Please find all lines in the data that hold the string "this" and copy them.

- - - - - - -

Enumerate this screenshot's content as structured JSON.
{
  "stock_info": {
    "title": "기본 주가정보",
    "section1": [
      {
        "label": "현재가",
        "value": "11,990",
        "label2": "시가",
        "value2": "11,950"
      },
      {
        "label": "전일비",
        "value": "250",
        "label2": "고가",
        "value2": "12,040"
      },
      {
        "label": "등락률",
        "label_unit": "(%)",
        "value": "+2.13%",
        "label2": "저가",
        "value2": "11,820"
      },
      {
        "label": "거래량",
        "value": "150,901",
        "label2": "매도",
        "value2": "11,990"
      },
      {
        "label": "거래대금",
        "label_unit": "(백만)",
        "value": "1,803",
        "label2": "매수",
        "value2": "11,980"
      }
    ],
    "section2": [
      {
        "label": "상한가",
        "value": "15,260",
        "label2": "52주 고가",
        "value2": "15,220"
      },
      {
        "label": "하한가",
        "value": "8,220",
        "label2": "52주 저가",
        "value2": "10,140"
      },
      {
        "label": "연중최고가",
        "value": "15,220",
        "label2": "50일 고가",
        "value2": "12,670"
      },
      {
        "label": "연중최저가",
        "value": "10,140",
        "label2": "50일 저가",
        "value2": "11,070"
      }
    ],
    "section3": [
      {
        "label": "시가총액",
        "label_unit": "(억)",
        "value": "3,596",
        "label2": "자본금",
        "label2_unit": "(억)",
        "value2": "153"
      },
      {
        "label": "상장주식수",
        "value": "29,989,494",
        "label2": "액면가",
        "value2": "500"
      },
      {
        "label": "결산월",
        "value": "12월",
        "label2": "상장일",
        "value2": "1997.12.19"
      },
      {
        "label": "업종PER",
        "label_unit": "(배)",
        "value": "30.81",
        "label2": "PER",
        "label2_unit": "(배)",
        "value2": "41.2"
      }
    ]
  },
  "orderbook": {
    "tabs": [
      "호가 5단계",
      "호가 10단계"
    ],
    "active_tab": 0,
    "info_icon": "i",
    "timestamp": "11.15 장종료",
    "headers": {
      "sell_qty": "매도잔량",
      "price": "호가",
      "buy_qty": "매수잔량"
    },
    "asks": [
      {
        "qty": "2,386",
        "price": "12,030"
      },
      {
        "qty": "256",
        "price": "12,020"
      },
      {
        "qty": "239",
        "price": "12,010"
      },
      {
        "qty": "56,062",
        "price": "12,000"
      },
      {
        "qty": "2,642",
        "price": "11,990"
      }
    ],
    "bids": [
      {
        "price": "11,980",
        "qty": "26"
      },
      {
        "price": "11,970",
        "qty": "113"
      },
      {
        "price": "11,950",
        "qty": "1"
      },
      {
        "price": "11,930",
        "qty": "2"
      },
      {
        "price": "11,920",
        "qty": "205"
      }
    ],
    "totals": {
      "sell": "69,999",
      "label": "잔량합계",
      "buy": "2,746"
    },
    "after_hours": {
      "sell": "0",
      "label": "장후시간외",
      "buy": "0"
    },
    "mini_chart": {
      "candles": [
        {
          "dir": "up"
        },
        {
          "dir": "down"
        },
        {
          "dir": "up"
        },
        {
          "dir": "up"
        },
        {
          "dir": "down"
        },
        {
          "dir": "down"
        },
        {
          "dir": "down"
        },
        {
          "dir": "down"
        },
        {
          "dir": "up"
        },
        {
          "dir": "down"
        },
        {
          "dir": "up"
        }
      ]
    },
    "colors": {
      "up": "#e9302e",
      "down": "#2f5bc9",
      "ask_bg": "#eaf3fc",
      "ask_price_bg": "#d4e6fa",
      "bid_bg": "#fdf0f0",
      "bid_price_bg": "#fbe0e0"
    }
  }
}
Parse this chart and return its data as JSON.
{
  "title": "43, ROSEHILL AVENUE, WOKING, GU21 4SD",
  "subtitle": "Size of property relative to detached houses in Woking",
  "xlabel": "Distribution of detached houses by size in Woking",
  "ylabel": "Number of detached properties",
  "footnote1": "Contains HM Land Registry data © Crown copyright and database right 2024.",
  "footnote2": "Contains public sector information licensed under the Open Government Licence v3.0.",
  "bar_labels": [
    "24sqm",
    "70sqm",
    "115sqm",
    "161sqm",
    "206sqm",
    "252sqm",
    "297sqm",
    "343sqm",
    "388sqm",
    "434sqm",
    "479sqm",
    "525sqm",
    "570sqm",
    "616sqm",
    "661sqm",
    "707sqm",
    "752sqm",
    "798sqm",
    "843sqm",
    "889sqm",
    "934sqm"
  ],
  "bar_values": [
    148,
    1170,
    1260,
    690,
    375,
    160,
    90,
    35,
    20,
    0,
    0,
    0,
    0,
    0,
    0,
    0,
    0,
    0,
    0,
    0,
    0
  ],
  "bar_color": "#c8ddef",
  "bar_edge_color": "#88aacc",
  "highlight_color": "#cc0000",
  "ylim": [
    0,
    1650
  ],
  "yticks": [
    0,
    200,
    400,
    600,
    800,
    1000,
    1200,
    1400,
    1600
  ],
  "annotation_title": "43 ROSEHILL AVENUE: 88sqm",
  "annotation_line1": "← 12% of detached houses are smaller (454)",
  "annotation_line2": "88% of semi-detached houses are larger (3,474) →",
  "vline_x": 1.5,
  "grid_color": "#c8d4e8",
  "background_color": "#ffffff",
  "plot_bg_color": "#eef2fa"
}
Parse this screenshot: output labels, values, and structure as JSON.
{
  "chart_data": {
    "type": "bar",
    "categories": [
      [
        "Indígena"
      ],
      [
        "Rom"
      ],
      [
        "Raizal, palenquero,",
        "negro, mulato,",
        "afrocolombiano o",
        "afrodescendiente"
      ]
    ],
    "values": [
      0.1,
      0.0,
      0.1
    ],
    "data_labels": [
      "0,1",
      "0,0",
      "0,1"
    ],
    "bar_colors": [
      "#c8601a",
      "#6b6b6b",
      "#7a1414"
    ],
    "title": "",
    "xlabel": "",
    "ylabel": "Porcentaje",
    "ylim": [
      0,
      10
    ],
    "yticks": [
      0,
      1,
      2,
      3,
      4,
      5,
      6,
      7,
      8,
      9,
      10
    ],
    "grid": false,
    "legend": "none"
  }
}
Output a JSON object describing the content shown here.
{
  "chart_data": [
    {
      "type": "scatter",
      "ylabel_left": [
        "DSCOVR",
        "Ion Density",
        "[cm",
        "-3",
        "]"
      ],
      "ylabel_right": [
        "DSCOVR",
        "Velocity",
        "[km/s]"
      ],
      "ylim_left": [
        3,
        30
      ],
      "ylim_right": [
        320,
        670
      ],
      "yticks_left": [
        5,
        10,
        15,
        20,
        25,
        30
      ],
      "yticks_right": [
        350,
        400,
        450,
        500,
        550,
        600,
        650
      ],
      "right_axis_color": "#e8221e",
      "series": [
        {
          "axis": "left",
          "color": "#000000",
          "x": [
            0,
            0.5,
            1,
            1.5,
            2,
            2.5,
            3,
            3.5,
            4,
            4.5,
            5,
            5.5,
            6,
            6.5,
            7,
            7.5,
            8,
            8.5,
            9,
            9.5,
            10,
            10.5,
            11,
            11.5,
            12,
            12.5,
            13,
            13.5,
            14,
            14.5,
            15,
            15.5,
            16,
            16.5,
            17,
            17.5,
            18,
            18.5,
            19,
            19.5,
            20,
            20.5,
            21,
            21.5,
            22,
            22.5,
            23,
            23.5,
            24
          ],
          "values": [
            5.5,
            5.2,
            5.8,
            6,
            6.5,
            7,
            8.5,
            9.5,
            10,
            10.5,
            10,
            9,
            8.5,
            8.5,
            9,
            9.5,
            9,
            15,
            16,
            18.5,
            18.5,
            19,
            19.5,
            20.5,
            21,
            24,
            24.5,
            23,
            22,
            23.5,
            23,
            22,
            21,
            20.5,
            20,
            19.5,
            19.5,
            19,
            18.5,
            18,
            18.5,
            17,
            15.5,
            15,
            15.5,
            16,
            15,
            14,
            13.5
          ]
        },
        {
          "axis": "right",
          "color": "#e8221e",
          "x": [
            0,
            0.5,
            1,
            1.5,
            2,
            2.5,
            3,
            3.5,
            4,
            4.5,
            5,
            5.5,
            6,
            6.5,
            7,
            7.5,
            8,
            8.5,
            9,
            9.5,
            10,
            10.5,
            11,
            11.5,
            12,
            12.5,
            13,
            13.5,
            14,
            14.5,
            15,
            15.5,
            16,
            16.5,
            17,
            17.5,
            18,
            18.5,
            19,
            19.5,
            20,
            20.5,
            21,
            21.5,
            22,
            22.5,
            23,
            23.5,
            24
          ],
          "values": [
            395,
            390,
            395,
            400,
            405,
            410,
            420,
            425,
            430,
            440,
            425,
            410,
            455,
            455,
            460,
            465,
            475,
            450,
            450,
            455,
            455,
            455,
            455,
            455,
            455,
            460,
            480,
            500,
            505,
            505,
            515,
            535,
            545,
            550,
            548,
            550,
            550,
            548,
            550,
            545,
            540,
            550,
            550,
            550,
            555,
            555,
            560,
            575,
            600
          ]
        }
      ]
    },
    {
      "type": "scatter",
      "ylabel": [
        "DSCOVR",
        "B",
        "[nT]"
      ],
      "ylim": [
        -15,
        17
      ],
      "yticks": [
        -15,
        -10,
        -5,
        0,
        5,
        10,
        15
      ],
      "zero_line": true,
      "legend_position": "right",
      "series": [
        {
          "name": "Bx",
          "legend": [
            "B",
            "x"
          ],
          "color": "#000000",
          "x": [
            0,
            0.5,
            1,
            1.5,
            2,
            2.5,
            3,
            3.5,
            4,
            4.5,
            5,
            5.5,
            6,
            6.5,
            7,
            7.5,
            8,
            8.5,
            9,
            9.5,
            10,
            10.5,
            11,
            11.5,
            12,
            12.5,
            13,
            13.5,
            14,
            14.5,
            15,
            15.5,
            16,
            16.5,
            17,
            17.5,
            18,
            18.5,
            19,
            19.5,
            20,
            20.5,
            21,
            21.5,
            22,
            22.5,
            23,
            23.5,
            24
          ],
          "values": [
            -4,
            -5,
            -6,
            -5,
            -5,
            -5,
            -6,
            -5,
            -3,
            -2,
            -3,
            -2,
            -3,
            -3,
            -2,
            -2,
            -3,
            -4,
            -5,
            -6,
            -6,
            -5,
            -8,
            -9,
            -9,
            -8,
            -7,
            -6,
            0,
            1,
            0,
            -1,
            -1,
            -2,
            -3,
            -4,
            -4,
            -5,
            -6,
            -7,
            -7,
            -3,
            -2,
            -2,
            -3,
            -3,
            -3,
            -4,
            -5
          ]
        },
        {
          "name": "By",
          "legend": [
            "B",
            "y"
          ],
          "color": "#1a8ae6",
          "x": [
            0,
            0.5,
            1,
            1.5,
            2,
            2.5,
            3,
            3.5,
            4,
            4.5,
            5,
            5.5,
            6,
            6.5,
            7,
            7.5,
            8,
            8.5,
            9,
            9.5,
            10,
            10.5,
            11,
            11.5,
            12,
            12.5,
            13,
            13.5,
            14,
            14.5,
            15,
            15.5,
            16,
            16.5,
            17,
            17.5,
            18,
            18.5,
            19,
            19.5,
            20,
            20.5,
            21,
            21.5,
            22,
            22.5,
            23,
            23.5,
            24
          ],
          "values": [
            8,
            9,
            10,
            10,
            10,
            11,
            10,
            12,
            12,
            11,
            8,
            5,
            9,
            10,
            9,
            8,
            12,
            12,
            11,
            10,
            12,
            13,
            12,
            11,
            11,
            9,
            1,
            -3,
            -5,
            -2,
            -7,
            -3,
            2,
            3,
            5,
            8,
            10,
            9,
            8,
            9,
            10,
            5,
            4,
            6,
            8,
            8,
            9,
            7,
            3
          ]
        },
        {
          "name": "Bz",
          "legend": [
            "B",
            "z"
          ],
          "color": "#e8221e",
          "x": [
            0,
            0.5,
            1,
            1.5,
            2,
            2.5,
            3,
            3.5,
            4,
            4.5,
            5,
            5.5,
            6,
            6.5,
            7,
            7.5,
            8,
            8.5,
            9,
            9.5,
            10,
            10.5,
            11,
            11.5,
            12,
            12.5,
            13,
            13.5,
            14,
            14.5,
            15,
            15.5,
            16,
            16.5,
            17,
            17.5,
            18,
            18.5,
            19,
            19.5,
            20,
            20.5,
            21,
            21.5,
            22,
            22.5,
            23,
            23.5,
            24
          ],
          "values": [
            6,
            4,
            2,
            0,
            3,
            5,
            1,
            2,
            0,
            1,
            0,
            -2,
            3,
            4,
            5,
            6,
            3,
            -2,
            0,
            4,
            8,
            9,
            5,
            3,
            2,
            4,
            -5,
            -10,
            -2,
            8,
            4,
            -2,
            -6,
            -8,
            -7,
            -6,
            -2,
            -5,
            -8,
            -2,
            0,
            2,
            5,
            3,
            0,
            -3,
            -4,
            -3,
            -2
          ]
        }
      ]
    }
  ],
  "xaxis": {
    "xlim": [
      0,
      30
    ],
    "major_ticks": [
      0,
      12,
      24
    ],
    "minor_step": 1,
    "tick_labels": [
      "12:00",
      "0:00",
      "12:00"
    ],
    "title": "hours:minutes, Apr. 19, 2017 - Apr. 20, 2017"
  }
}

- - - - - - -

Task output:
Enumerate this screenshot's content as structured JSON.
Parse this chart and return its data as JSON.
Parse this screenshot: output labels, values, and structure as JSON.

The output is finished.